## Given request
The records below are to be quoted in full; please keep every word exact.
+++ Record list +++
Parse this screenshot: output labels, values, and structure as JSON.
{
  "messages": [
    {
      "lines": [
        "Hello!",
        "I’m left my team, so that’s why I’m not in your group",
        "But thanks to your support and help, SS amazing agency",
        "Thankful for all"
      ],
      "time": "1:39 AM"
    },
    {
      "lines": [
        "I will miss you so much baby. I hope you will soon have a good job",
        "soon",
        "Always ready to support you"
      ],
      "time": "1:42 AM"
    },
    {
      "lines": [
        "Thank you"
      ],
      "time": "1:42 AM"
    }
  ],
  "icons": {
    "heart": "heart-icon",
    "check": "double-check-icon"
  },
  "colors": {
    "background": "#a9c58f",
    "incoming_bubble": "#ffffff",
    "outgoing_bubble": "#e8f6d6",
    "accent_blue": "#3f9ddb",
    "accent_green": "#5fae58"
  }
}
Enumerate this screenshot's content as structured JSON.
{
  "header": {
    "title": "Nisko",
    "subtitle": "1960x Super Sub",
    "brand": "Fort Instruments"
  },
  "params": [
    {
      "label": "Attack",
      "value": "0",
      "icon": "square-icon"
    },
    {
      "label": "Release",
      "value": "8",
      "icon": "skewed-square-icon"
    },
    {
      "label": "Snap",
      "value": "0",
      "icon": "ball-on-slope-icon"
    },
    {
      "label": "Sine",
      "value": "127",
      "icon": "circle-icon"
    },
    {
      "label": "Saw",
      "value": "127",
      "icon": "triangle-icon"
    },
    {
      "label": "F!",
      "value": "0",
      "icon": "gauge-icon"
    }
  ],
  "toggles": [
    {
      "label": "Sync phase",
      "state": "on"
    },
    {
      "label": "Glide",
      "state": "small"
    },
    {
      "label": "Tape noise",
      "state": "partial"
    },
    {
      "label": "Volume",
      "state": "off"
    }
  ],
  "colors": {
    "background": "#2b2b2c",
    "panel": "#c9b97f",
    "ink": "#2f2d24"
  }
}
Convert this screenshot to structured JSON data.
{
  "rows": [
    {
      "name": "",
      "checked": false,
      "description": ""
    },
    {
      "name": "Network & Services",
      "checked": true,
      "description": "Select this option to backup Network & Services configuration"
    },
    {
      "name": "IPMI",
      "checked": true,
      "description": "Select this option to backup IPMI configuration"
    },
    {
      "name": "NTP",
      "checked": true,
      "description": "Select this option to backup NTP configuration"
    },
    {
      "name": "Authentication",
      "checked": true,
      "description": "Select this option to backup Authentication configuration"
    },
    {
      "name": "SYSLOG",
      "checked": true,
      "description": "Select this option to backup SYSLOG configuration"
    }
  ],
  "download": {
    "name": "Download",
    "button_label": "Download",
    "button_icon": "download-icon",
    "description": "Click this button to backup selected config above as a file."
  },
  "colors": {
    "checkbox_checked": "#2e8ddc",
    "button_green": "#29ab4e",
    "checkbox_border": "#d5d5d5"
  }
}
+++
## Reply to the task
Parse this screenshot: output labels, values, and structure as JSON.
{
  "messages": [
    {
      "lines": [
        "Hello!",
        "I’m left my team, so that’s why I’m not in your group",
        "But thanks to your support and help, SS amazing agency",
        "Thankful for all"
      ],
      "time": "1:39 AM"
    },
    {
      "lines": [
        "I will miss you so much baby. I hope you will soon have a good job",
        "soon",
        "Always ready to support you"
      ],
      "time": "1:42 AM"
    },
    {
      "lines": [
        "Thank you"
      ],
      "time": "1:42 AM"
    }
  ],
  "icons": {
    "heart": "heart-icon",
    "check": "double-check-icon"
  },
  "colors": {
    "background": "#a9c58f",
    "incoming_bubble": "#ffffff",
    "outgoing_bubble": "#e8f6d6",
    "accent_blue": "#3f9ddb",
    "accent_green": "#5fae58"
  }
}
Enumerate this screenshot's content as structured JSON.
{
  "header": {
    "title": "Nisko",
    "subtitle": "1960x Super Sub",
    "brand": "Fort Instruments"
  },
  "params": [
    {
      "label": "Attack",
      "value": "0",
      "icon": "square-icon"
    },
    {
      "label": "Release",
      "value": "8",
      "icon": "skewed-square-icon"
    },
    {
      "label": "Snap",
      "value": "0",
      "icon": "ball-on-slope-icon"
    },
    {
      "label": "Sine",
      "value": "127",
      "icon": "circle-icon"
    },
    {
      "label": "Saw",
      "value": "127",
      "icon": "triangle-icon"
    },
    {
      "label": "F!",
      "value": "0",
      "icon": "gauge-icon"
    }
  ],
  "toggles": [
    {
      "label": "Sync phase",
      "state": "on"
    },
    {
      "label": "Glide",
      "state": "small"
    },
    {
      "label": "Tape noise",
      "state": "partial"
    },
    {
      "label": "Volume",
      "state": "off"
    }
  ],
  "colors": {
    "background": "#2b2b2c",
    "panel": "#c9b97f",
    "ink": "#2f2d24"
  }
}
Convert this screenshot to structured JSON data.
{
  "rows": [
    {
      "name": "",
      "checked": false,
      "description": ""
    },
    {
      "name": "Network & Services",
      "checked": true,
      "description": "Select this option to backup Network & Services configuration"
    },
    {
      "name": "IPMI",
      "checked": true,
      "description": "Select this option to backup IPMI configuration"
    },
    {
      "name": "NTP",
      "checked": true,
      "description": "Select this option to backup NTP configuration"
    },
    {
      "name": "Authentication",
      "checked": true,
      "description": "Select this option to backup Authentication configuration"
    },
    {
      "name": "SYSLOG",
      "checked": true,
      "description": "Select this option to backup SYSLOG configuration"
    }
  ],
  "download": {
    "name": "Download",
    "button_label": "Download",
    "button_icon": "download-icon",
    "description": "Click this button to backup selected config above as a file."
  },
  "colors": {
    "checkbox_checked": "#2e8ddc",
    "button_green": "#29ab4e",
    "checkbox_border": "#d5d5d5"
  }
}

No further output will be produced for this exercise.